__Stated goal__
Count how many lines hold the word "colour" and give that number as the whole answer.
-- Given entries start --
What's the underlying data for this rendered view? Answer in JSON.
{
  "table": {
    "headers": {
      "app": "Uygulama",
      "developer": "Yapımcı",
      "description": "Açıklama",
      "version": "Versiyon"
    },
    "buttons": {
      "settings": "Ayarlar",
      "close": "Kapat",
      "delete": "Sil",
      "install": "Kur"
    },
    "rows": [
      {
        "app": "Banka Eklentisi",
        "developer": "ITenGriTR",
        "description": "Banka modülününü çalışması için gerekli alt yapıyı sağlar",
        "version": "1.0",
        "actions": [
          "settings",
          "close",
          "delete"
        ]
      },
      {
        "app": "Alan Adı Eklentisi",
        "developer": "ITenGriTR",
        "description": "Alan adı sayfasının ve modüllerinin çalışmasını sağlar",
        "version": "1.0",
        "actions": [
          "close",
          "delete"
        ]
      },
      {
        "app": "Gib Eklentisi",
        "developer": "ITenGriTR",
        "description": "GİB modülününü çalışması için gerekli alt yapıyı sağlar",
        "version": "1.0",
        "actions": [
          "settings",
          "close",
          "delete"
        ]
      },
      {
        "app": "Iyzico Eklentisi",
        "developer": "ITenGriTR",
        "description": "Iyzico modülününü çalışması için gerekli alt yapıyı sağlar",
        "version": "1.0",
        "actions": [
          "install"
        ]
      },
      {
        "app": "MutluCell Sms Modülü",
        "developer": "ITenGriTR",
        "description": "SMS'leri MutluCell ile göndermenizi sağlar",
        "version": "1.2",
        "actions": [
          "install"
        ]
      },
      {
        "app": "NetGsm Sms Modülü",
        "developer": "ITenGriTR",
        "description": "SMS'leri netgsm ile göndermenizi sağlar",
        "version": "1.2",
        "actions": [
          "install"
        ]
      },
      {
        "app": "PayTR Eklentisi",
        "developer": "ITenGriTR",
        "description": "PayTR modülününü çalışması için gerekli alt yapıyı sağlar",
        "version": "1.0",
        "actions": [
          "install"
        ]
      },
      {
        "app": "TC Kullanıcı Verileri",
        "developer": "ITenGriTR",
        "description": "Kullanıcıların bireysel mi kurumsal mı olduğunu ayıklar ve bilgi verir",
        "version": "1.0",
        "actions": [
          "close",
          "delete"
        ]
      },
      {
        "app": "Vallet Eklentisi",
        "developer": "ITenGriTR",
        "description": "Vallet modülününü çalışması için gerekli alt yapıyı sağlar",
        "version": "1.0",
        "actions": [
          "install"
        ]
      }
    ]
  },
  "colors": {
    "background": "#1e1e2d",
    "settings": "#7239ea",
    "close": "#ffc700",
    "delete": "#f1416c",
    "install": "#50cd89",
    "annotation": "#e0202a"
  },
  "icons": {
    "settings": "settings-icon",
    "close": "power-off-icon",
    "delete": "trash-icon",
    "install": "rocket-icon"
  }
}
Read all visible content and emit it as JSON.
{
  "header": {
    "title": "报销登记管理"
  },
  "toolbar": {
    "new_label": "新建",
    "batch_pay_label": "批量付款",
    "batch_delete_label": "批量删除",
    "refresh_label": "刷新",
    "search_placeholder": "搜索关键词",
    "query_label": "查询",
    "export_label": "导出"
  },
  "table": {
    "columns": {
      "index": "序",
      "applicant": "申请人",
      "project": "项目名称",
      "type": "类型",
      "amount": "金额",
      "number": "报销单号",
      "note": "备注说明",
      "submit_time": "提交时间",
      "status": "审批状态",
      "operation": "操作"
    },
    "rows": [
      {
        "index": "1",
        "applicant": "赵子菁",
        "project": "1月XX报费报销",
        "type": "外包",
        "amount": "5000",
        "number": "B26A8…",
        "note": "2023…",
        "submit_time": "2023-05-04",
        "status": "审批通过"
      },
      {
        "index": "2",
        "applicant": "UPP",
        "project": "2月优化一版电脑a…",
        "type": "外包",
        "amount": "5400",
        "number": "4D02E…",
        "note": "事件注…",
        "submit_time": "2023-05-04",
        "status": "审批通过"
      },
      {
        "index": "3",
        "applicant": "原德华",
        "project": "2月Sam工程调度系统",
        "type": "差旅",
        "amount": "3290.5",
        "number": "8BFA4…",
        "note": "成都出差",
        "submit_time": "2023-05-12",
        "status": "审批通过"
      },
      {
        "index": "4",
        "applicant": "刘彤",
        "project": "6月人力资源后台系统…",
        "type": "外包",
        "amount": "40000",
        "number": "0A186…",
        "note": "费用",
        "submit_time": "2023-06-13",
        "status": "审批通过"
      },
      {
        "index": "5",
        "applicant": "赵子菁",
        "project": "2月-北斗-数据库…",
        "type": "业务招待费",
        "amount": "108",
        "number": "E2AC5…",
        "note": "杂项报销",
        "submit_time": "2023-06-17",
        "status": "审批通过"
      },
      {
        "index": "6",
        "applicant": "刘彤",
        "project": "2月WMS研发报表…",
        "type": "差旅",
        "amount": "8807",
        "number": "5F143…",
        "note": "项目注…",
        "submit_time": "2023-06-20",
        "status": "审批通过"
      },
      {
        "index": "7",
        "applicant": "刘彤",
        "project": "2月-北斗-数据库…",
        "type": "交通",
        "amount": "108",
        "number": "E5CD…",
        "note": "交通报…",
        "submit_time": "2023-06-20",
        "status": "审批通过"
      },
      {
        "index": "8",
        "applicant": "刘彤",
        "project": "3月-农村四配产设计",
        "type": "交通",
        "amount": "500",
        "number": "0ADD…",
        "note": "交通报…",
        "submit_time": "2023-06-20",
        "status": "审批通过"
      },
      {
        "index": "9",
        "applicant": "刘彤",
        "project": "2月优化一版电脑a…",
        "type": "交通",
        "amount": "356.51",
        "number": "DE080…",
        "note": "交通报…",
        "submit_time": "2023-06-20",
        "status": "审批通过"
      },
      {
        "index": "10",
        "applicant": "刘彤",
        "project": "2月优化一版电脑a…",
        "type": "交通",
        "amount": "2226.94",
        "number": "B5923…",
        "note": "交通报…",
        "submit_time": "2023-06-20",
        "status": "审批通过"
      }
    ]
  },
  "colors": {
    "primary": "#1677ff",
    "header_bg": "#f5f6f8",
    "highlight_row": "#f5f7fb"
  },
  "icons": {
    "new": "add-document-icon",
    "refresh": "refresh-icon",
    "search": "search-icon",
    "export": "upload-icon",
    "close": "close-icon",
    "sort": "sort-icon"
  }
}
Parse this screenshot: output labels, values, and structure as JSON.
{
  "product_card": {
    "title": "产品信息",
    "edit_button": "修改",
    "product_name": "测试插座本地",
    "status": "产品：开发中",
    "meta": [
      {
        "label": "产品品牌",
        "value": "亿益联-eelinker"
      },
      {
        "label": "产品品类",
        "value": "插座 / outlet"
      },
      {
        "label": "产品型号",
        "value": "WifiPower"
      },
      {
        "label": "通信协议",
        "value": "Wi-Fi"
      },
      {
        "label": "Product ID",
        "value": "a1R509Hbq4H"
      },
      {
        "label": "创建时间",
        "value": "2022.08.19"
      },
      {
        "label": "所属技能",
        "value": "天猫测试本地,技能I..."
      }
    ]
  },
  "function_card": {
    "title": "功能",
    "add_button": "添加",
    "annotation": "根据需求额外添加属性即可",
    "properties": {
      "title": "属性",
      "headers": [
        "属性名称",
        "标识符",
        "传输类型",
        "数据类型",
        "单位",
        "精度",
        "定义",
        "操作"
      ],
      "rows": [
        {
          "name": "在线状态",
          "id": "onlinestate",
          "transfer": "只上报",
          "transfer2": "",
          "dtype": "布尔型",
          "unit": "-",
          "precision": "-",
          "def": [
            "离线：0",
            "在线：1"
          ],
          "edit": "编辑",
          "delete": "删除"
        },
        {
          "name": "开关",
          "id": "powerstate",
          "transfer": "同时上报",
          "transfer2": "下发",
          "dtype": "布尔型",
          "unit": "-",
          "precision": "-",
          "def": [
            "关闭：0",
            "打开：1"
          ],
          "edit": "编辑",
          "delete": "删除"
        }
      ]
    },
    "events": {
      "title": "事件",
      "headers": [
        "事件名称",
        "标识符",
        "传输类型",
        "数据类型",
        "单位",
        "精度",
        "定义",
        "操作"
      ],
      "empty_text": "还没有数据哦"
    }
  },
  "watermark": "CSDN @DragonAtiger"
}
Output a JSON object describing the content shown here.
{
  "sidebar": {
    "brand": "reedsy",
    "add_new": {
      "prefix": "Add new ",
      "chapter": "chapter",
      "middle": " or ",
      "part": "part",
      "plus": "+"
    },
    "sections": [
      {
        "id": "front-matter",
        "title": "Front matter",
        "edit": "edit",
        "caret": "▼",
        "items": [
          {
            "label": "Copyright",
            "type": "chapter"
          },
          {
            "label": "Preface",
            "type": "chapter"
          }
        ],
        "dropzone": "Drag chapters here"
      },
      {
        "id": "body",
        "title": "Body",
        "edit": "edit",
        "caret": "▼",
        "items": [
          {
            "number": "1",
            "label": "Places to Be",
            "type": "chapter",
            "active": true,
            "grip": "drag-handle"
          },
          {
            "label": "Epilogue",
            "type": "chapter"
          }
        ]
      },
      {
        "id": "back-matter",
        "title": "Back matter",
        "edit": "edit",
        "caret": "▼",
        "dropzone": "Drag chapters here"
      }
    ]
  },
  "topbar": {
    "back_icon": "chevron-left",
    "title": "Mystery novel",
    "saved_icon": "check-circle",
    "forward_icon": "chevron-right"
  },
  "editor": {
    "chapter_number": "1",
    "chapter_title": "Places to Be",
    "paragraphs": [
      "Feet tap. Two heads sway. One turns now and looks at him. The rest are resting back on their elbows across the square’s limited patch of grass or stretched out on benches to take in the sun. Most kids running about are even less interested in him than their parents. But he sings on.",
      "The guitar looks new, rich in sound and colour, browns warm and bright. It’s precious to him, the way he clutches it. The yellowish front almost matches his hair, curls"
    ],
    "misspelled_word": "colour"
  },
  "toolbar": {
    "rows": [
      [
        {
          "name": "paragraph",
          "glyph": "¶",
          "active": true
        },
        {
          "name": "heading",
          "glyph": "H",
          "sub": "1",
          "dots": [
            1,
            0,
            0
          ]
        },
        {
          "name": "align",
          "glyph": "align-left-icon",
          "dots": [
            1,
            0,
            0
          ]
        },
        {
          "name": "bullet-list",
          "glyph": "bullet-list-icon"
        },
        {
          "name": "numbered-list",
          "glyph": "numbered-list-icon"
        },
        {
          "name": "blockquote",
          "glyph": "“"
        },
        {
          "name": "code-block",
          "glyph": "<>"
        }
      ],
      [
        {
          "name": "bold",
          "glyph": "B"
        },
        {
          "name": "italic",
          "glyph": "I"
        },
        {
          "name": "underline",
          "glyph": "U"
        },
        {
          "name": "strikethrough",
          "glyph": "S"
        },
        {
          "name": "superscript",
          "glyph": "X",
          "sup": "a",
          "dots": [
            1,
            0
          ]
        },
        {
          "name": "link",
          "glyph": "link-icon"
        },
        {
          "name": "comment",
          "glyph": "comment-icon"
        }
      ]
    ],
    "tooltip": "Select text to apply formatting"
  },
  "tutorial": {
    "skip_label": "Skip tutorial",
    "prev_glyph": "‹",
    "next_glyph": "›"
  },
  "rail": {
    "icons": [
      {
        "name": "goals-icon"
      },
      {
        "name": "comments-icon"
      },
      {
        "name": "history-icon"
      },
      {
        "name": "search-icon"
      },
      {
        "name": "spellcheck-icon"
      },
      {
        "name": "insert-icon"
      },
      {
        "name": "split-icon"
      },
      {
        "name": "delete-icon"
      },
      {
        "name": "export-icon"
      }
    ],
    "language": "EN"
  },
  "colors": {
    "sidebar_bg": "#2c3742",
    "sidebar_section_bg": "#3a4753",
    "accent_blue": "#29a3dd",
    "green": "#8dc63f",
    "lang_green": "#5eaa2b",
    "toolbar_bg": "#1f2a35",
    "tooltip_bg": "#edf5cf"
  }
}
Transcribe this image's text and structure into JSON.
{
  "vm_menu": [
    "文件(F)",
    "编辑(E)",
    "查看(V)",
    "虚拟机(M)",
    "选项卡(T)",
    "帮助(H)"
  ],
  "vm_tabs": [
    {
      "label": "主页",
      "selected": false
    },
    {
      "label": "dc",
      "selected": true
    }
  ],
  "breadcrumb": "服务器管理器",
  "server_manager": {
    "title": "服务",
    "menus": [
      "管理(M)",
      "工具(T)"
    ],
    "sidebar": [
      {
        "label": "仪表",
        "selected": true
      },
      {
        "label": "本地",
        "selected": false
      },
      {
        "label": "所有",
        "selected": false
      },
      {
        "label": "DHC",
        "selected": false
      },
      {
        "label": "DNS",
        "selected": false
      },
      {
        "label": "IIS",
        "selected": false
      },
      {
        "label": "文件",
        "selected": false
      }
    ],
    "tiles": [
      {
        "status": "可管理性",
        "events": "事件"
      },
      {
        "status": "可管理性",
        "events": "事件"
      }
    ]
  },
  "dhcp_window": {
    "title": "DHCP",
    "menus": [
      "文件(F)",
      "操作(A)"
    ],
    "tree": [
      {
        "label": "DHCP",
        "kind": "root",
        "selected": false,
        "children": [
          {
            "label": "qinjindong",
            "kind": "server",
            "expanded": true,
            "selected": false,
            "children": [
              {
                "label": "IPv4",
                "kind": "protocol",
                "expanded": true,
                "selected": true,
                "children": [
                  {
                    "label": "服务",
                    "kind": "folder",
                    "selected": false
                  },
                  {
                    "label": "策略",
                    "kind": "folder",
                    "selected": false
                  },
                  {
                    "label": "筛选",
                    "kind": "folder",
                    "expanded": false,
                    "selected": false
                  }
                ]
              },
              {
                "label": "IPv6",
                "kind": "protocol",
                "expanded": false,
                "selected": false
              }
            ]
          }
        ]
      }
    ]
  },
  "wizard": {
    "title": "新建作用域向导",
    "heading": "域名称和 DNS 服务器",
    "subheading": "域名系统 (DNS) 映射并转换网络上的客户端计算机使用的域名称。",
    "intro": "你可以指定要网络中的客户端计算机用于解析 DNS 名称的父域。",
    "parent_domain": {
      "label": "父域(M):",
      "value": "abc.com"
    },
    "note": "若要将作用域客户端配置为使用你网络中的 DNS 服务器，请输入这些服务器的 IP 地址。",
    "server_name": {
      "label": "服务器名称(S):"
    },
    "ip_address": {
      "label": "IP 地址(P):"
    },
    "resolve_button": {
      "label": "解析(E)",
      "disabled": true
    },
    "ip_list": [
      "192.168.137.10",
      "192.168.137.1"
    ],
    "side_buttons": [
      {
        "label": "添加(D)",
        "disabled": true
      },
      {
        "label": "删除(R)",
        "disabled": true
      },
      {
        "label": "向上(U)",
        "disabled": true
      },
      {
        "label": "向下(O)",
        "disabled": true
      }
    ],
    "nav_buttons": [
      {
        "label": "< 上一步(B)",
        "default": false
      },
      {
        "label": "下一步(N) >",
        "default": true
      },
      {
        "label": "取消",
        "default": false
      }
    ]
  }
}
-- Given entries end --
__Solution for this exercise__
2